— Directive —
Extract, from the records beneath this instruction, each line that contains the word "JSON".

━━━ Given data ━━━

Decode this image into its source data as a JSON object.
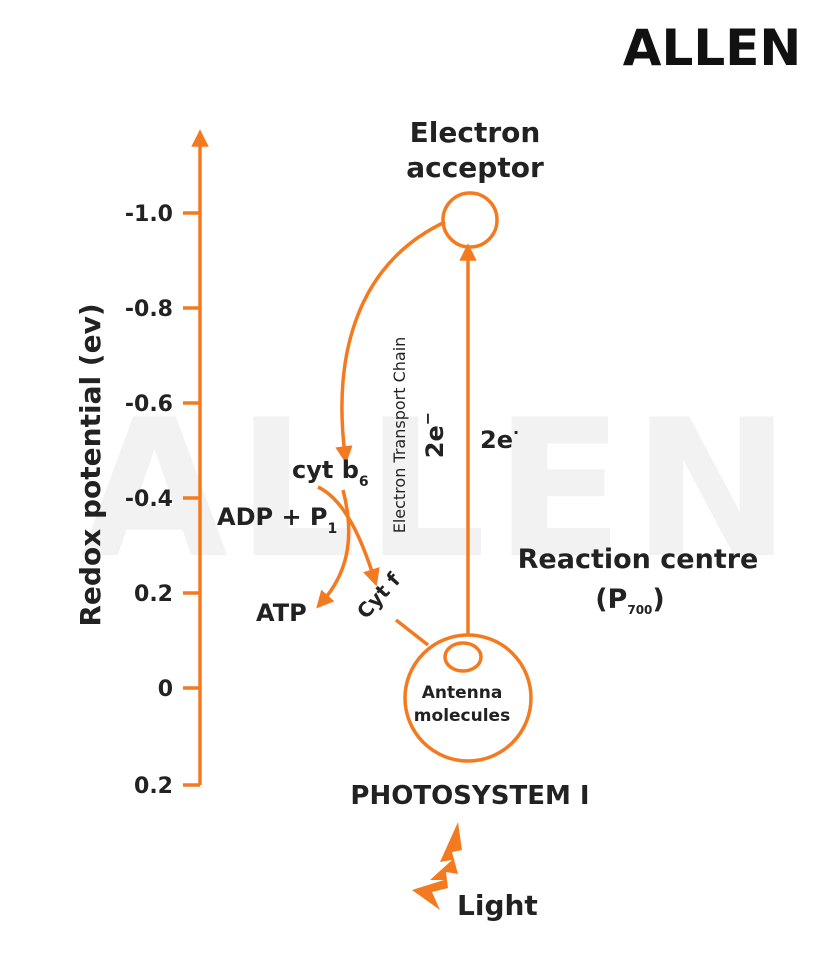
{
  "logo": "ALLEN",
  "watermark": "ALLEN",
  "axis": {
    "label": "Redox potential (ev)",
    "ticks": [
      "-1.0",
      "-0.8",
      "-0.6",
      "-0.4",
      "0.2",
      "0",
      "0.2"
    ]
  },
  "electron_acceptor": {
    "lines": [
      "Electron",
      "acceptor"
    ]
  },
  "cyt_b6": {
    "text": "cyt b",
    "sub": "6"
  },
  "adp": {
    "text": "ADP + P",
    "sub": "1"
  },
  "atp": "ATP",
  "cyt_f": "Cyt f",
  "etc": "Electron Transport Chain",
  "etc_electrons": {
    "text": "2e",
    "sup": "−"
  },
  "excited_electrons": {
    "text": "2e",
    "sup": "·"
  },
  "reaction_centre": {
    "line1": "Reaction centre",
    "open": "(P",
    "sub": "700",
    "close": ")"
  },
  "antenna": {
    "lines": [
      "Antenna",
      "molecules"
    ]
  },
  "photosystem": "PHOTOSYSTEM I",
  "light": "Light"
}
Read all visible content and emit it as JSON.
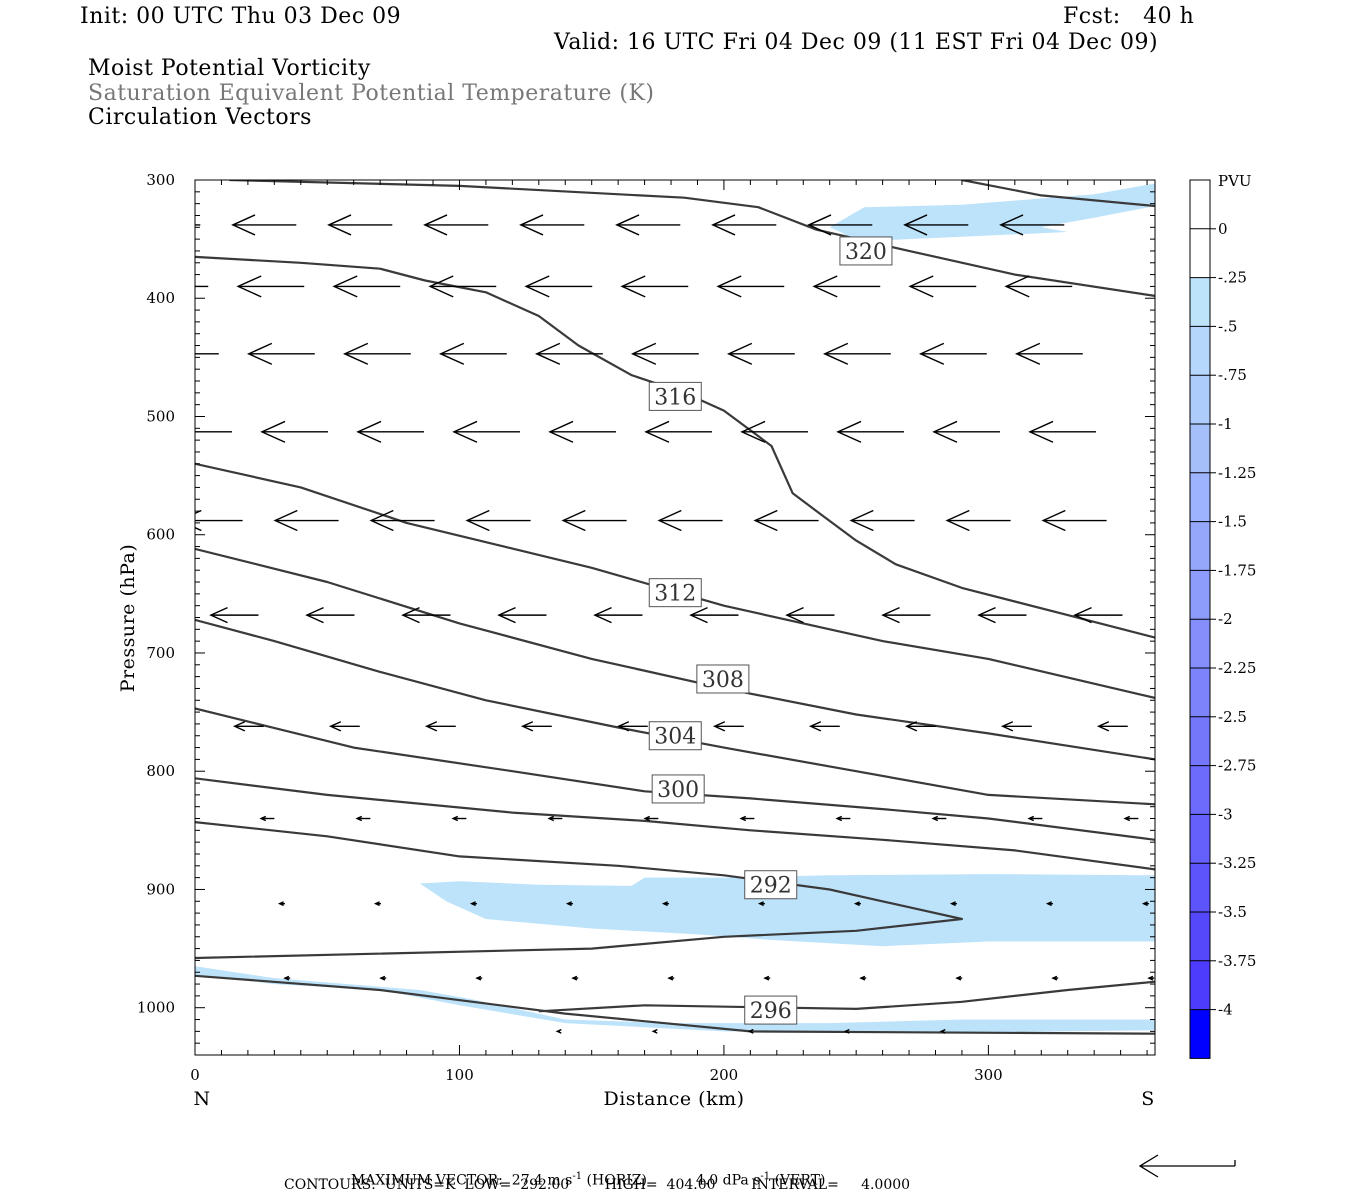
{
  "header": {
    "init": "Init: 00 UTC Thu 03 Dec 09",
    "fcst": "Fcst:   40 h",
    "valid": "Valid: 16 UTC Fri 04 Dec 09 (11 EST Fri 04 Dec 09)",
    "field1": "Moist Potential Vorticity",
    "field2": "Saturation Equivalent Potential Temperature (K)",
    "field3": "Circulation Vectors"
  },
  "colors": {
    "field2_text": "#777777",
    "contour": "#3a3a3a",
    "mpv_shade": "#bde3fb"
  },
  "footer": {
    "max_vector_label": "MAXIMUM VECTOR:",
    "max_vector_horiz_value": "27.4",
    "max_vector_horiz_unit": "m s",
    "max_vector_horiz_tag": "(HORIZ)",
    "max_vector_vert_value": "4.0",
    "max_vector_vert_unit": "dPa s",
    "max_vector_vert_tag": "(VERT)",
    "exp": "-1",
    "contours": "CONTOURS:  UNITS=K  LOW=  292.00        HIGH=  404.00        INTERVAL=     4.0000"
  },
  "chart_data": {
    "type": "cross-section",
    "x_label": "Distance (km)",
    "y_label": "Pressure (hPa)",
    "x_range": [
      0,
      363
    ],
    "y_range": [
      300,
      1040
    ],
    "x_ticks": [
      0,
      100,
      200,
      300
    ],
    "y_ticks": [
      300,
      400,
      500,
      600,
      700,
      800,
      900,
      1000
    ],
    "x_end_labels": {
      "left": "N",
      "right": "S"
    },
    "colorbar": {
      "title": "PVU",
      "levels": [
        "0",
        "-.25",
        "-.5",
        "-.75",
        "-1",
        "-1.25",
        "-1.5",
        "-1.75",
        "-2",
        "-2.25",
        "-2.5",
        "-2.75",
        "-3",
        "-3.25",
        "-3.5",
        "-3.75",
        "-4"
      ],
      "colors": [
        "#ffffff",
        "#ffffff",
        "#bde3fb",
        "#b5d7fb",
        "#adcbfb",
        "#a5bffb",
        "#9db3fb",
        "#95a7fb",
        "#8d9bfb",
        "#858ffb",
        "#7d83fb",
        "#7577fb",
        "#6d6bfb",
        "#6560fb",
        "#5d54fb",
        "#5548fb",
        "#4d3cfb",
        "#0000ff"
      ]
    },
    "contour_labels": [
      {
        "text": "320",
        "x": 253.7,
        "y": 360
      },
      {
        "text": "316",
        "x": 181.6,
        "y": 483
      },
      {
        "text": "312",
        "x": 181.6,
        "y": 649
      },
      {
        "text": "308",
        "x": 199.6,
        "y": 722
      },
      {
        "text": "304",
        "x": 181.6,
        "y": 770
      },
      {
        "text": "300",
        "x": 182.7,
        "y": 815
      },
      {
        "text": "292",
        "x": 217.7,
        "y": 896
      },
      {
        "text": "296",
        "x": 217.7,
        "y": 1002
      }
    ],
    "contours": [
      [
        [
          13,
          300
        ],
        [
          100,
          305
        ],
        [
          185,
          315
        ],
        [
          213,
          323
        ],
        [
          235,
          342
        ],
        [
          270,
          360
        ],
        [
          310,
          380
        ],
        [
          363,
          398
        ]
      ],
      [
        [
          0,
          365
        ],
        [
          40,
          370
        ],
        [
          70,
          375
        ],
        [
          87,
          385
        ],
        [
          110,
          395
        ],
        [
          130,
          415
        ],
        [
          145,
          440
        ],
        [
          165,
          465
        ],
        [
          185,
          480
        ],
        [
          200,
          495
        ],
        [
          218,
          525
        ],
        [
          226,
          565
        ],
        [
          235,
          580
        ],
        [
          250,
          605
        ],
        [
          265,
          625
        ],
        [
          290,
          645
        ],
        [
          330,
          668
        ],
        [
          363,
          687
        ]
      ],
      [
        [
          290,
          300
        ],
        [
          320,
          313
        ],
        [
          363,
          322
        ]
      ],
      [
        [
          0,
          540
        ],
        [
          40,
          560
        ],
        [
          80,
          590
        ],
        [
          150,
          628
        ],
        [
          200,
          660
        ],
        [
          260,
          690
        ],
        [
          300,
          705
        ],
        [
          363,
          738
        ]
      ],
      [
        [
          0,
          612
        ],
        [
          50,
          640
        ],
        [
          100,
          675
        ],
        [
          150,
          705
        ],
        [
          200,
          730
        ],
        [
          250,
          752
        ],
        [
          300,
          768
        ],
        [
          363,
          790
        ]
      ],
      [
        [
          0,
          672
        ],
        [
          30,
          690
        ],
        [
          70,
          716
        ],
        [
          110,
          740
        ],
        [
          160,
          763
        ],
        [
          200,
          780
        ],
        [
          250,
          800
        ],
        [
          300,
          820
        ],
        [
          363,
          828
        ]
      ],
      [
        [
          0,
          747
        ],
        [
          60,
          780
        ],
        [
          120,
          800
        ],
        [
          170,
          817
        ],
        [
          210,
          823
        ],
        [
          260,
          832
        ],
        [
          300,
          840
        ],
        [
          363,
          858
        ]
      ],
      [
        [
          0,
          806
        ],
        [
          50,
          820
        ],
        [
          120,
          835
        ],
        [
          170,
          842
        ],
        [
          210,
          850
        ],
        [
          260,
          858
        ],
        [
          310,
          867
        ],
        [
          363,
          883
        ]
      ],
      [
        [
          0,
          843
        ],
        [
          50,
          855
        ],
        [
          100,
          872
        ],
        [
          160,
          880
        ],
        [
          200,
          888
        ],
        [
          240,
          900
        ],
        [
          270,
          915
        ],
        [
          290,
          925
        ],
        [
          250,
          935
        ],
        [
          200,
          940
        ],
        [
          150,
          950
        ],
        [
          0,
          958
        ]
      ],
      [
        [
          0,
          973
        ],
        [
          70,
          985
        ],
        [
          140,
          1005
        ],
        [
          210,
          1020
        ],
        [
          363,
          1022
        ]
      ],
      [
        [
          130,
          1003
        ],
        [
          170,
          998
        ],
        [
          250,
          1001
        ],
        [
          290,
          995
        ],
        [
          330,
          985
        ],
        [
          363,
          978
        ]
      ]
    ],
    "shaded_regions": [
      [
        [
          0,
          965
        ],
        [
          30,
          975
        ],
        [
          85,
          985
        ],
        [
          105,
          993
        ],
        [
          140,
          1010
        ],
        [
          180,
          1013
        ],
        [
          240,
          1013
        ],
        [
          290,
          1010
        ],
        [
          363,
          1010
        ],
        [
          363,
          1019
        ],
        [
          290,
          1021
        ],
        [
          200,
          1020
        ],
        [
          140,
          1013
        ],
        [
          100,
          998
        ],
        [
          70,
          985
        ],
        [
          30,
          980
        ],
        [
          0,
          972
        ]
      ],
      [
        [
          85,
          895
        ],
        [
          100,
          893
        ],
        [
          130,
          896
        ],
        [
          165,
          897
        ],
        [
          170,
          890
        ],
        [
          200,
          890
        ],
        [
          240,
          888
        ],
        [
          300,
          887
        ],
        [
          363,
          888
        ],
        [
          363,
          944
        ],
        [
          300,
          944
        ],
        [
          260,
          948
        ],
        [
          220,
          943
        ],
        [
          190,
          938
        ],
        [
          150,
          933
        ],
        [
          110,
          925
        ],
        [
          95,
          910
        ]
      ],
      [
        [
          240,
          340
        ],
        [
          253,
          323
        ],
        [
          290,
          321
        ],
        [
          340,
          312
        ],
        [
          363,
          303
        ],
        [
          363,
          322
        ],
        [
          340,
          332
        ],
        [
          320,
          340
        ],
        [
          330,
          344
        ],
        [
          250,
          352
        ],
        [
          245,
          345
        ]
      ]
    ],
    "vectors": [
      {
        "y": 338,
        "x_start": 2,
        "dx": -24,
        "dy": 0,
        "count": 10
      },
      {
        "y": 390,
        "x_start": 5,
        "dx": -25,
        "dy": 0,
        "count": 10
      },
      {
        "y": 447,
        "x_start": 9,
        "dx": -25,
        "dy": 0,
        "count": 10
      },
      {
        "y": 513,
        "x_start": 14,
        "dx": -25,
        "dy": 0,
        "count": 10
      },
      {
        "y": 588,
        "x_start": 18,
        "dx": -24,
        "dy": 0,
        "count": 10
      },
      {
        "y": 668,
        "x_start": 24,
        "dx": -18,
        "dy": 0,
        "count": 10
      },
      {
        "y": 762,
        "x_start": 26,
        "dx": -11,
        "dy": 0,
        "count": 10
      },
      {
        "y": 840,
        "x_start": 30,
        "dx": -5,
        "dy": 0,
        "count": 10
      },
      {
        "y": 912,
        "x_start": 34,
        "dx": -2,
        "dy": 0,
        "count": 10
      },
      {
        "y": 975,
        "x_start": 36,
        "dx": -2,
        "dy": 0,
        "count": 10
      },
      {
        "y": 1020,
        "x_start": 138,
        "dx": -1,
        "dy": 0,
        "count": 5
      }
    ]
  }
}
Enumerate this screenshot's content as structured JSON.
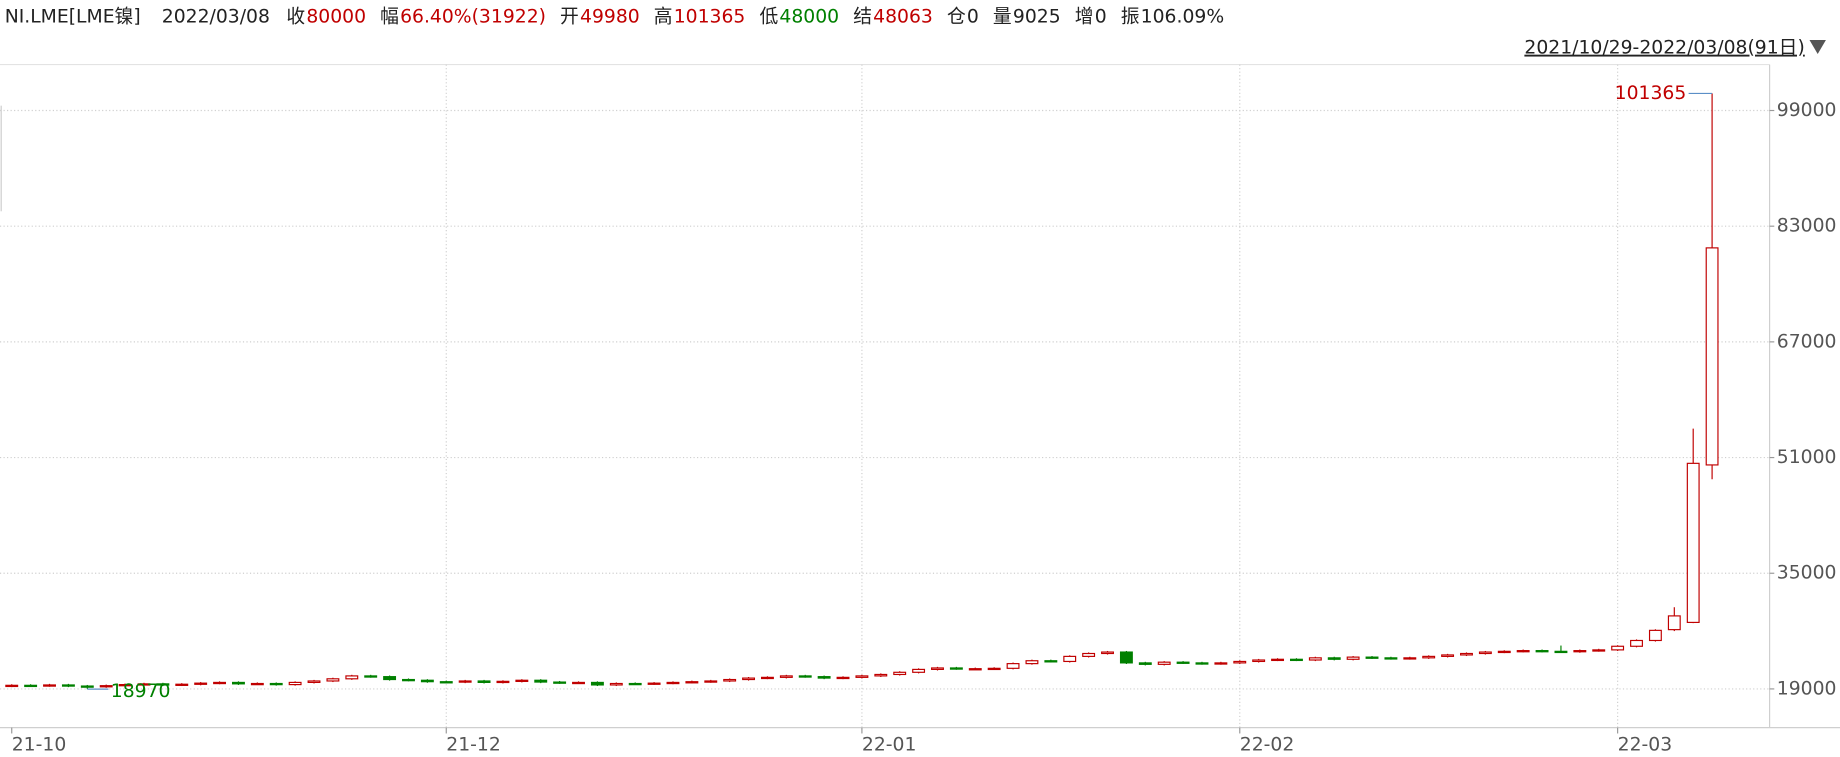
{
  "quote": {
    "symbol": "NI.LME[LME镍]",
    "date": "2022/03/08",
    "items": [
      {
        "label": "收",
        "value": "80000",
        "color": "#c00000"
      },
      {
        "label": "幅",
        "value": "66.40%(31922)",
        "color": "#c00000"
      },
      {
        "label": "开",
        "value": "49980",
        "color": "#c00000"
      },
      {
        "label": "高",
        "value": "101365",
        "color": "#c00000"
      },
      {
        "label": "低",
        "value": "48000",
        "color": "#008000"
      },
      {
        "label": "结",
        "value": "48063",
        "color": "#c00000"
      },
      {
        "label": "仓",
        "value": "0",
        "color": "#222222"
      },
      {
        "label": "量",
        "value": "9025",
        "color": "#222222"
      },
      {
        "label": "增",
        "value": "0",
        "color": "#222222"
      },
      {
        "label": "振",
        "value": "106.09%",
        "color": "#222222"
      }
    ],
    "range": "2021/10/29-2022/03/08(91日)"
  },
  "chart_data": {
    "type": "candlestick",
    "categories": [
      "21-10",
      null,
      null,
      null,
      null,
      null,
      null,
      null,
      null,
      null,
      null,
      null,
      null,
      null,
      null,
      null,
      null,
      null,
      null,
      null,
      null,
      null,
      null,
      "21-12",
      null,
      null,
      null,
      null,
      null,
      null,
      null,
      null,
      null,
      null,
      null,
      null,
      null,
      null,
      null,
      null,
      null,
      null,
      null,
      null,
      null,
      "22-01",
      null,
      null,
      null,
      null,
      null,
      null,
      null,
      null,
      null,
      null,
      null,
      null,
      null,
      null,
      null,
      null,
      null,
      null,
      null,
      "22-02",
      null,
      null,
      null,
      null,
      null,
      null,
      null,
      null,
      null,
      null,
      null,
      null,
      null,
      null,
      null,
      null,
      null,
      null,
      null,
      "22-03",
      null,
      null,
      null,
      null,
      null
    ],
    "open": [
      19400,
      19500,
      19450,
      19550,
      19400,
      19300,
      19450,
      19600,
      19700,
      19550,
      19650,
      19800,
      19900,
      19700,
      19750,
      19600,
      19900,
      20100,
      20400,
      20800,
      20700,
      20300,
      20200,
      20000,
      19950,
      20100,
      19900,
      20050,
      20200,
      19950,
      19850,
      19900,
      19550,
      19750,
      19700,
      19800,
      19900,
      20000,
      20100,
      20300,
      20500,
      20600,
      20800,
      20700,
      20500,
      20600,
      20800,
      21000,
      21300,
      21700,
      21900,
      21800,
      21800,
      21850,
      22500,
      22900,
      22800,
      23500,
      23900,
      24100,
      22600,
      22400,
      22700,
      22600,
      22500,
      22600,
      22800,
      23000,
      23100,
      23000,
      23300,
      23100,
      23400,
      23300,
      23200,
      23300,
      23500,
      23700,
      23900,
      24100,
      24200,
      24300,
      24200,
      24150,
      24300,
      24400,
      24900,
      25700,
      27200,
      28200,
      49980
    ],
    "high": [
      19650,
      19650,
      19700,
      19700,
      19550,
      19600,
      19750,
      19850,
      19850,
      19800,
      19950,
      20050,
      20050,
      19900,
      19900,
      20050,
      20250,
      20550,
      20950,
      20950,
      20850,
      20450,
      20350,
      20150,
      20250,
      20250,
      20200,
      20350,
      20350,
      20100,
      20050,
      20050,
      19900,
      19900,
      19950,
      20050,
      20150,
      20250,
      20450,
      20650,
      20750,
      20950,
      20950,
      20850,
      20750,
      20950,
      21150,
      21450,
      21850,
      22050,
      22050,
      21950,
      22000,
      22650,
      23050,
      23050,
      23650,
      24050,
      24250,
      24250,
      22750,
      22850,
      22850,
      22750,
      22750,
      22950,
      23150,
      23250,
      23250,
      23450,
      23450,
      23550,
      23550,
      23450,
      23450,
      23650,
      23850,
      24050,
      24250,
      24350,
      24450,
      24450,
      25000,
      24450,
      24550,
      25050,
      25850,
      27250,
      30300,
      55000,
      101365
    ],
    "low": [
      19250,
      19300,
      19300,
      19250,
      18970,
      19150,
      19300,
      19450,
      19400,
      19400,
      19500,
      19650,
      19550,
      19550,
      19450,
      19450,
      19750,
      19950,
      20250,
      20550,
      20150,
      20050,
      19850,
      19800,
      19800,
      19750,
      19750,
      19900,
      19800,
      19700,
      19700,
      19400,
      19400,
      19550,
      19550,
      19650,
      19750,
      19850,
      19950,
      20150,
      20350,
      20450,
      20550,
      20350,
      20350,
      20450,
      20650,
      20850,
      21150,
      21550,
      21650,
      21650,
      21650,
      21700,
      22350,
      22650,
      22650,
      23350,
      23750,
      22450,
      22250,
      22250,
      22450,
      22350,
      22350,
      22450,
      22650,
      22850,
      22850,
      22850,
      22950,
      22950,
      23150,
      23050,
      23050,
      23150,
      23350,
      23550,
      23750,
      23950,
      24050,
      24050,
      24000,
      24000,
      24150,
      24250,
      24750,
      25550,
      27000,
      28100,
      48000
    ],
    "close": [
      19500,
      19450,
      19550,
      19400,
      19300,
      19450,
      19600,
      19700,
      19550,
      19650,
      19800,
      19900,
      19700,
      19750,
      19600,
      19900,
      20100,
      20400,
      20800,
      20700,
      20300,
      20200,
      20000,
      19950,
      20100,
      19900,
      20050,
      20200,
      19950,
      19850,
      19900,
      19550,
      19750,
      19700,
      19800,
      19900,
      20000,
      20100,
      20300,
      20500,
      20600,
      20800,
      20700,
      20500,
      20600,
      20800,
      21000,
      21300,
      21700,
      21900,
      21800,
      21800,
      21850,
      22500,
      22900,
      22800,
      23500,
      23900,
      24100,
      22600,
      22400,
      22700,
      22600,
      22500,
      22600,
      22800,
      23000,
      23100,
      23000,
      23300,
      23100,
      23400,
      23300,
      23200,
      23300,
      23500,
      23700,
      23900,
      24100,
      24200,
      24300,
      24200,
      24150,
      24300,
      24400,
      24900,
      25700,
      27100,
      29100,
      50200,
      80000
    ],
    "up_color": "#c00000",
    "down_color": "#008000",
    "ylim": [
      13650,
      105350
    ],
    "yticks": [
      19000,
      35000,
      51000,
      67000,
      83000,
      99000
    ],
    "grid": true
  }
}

━━━

— Solution for this exercise —
Decode this image into its source data as a JSON object.
Read all visible content and emit it as JSON.
Enumerate this screenshot's content as structured JSON.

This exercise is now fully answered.